- [INSTRUCTIONS FOR THE TASK] Every entry must be copied word for word.

start

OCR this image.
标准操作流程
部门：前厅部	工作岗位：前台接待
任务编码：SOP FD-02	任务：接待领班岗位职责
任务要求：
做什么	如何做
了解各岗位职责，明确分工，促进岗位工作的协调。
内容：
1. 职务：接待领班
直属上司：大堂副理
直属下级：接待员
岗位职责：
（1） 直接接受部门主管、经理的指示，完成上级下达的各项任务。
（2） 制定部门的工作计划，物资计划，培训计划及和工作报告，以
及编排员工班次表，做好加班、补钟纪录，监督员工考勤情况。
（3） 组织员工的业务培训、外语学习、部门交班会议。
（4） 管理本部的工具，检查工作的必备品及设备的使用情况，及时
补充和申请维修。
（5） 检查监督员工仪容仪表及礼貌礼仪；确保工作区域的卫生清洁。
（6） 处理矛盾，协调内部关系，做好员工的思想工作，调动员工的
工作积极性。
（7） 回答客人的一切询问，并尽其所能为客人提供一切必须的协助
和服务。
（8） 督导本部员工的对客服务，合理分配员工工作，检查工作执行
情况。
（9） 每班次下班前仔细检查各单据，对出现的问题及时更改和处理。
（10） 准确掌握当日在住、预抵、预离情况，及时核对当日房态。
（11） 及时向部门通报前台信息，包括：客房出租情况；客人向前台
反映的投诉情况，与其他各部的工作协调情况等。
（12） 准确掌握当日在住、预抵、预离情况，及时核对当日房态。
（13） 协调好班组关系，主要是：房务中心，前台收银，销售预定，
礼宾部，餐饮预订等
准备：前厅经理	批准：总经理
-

end

- [RESPONSE FOR THIS EXERCISE]
OCR this image.
标准操作流程
部门：前厅部	工作岗位：前台接待
任务编码：SOP FD-02	任务：接待领班岗位职责
任务要求：
做什么	如何做
了解各岗位职责，明确分工，促进岗位工作的协调。
内容：
1. 职务：接待领班
直属上司：大堂副理
直属下级：接待员
岗位职责：
（1） 直接接受部门主管、经理的指示，完成上级下达的各项任务。
（2） 制定部门的工作计划，物资计划，培训计划及和工作报告，以
及编排员工班次表，做好加班、补钟纪录，监督员工考勤情况。
（3） 组织员工的业务培训、外语学习、部门交班会议。
（4） 管理本部的工具，检查工作的必备品及设备的使用情况，及时
补充和申请维修。
（5） 检查监督员工仪容仪表及礼貌礼仪；确保工作区域的卫生清洁。
（6） 处理矛盾，协调内部关系，做好员工的思想工作，调动员工的
工作积极性。
（7） 回答客人的一切询问，并尽其所能为客人提供一切必须的协助
和服务。
（8） 督导本部员工的对客服务，合理分配员工工作，检查工作执行
情况。
（9） 每班次下班前仔细检查各单据，对出现的问题及时更改和处理。
（10） 准确掌握当日在住、预抵、预离情况，及时核对当日房态。
（11） 及时向部门通报前台信息，包括：客房出租情况；客人向前台
反映的投诉情况，与其他各部的工作协调情况等。
（12） 准确掌握当日在住、预抵、预离情况，及时核对当日房态。
（13） 协调好班组关系，主要是：房务中心，前台收银，销售预定，
礼宾部，餐饮预订等
准备：前厅经理	批准：总经理
-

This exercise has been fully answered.